Could you copy each line of the listing below that has the word "instant"?

-=-=-

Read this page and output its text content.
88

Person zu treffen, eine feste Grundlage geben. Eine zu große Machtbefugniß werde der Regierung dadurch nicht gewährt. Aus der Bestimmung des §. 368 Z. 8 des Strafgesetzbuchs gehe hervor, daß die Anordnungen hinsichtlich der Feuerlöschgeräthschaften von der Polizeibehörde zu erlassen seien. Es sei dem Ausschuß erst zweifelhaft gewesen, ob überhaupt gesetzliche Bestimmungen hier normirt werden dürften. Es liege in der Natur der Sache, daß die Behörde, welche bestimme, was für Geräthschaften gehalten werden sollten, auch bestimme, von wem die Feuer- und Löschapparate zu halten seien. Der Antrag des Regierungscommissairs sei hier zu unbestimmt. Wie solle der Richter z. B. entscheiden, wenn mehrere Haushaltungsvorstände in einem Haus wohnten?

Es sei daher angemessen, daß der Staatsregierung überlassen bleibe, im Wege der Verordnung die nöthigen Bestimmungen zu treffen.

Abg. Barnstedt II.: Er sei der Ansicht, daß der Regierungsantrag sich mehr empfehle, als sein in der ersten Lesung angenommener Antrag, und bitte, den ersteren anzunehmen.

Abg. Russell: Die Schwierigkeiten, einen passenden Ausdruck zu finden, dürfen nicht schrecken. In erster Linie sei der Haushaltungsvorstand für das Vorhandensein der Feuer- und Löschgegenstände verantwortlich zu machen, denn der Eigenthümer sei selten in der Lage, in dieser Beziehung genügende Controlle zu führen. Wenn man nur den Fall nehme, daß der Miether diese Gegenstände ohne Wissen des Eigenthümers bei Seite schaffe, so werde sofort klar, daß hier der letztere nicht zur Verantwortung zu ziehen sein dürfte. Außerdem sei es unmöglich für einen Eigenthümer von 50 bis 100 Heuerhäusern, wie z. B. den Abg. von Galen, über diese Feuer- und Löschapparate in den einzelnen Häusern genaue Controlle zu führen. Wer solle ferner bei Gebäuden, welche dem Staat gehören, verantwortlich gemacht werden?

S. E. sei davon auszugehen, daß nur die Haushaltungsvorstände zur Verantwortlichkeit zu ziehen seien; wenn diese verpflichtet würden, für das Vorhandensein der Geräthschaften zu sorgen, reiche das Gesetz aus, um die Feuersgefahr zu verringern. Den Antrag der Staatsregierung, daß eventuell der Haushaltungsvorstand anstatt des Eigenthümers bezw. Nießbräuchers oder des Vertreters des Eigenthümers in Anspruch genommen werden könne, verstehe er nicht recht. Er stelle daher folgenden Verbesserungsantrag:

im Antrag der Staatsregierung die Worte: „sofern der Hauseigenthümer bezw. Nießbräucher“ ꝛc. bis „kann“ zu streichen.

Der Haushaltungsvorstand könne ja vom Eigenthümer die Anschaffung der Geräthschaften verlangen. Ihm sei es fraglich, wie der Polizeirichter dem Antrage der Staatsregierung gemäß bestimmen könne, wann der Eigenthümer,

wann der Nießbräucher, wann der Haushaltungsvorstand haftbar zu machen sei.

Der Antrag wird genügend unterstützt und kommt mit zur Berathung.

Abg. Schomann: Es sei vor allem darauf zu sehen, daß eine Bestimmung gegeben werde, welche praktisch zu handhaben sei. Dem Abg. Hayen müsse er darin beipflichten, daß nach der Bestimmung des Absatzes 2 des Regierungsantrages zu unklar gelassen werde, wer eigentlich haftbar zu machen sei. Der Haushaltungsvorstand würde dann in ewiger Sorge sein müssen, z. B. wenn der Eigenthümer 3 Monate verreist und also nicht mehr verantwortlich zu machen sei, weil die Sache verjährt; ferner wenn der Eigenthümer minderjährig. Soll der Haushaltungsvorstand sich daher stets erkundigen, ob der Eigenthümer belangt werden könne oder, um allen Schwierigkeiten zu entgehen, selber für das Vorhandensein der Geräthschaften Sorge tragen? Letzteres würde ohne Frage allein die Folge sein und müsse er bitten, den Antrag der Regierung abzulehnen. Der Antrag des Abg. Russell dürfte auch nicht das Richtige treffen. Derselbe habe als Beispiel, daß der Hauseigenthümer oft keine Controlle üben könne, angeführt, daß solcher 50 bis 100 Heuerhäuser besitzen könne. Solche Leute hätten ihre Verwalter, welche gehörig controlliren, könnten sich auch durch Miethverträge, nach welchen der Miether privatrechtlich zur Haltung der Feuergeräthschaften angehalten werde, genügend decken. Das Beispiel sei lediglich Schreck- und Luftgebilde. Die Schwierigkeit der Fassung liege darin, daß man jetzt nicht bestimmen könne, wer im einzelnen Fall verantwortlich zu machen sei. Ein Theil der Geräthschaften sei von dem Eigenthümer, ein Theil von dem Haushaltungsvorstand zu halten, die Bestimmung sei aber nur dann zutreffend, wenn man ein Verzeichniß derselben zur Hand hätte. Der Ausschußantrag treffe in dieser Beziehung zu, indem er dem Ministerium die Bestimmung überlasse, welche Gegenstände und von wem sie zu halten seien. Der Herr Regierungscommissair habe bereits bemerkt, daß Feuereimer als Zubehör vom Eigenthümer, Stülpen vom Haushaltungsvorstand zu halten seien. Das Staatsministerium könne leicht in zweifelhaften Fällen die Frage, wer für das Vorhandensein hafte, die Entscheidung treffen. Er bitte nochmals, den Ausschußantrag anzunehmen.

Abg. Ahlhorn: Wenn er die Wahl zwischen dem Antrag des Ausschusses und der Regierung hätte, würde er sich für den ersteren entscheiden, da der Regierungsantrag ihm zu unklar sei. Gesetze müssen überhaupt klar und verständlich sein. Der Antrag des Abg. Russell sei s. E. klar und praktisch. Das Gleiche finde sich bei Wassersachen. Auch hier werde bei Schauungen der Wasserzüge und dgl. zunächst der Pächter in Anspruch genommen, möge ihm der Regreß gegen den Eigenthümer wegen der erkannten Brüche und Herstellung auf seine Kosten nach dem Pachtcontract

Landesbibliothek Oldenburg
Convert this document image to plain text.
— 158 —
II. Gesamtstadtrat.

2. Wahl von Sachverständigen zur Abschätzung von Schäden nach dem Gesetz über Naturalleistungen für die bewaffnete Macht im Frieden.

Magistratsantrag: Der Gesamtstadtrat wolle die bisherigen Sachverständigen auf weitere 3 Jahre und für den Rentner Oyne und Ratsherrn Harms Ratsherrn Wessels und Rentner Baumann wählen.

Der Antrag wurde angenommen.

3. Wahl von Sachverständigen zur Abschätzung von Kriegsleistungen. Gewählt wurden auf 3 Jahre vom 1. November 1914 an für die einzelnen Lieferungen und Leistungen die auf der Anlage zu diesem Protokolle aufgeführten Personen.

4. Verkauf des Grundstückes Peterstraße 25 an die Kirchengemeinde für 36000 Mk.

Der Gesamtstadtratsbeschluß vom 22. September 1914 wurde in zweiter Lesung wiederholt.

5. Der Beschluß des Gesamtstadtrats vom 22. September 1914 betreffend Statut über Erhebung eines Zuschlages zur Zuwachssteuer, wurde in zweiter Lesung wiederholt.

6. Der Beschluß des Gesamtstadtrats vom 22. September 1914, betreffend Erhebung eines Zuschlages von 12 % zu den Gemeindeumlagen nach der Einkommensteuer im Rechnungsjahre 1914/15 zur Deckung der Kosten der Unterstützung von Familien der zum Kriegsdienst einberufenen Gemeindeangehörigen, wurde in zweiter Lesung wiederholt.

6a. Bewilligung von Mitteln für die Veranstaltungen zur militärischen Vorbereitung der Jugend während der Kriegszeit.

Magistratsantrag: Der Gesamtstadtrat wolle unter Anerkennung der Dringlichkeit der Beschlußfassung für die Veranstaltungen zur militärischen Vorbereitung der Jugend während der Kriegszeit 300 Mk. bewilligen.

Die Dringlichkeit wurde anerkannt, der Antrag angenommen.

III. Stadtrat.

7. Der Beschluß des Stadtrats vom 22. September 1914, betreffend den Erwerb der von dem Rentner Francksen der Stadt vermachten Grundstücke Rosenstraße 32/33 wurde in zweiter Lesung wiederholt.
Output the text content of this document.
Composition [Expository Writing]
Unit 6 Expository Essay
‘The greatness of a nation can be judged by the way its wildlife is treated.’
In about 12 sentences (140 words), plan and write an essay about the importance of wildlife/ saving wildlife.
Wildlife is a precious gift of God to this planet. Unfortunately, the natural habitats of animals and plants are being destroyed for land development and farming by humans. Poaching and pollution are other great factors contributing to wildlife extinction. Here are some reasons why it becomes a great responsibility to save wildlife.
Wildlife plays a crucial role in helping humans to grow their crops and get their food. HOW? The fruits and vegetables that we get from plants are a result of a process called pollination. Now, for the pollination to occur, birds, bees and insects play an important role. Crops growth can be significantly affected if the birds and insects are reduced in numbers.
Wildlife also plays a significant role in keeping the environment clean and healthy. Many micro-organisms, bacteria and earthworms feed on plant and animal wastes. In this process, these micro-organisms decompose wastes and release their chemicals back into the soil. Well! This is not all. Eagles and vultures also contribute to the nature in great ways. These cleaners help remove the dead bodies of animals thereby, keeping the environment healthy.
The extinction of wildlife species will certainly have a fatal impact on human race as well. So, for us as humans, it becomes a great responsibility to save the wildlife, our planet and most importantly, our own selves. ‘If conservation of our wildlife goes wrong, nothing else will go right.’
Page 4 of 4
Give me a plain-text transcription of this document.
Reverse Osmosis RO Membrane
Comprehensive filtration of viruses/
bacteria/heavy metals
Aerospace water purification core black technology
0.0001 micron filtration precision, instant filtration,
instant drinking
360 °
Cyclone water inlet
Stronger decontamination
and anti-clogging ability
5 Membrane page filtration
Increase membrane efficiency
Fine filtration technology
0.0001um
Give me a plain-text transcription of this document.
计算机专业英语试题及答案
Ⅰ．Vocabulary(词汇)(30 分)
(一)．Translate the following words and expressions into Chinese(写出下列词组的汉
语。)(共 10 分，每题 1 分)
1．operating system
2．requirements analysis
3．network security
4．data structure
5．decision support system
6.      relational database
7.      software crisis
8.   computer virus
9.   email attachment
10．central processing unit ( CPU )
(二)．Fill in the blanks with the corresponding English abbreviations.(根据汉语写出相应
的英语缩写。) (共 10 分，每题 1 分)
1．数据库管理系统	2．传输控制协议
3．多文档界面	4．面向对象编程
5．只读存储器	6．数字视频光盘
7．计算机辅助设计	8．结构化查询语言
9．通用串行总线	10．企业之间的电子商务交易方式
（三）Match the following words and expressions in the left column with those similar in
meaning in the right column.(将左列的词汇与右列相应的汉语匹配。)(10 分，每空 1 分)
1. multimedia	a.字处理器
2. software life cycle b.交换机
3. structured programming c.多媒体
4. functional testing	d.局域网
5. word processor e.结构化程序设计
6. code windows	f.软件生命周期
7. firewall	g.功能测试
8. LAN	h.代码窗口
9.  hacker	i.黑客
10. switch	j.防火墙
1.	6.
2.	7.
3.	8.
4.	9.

-=-=-

» **Answer space**:
0.0001 micron filtration precision, instant filtration,
instant drinking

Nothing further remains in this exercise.